▸ WHAT THE TASK ASKS
All entries are to be given again verbatim.

## Begin

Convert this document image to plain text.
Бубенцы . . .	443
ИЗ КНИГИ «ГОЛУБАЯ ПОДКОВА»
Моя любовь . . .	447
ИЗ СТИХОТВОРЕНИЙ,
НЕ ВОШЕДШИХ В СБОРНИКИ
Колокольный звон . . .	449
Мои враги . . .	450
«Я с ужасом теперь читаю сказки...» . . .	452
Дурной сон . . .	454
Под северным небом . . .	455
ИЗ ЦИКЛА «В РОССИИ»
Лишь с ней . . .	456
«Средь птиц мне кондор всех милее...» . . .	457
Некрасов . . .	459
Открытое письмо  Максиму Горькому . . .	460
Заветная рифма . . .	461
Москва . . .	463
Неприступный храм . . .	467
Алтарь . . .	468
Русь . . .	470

## End

▸ RESPONSE
Convert this document image to plain text.
Бубенцы . . .	443
ИЗ КНИГИ «ГОЛУБАЯ ПОДКОВА»
Моя любовь . . .	447
ИЗ СТИХОТВОРЕНИЙ,
НЕ ВОШЕДШИХ В СБОРНИКИ
Колокольный звон . . .	449
Мои враги . . .	450
«Я с ужасом теперь читаю сказки...» . . .	452
Дурной сон . . .	454
Под северным небом . . .	455
ИЗ ЦИКЛА «В РОССИИ»
Лишь с ней . . .	456
«Средь птиц мне кондор всех милее...» . . .	457
Некрасов . . .	459
Открытое письмо  Максиму Горькому . . .	460
Заветная рифма . . .	461
Москва . . .	463
Неприступный храм . . .	467
Алтарь . . .	468
Русь . . .	470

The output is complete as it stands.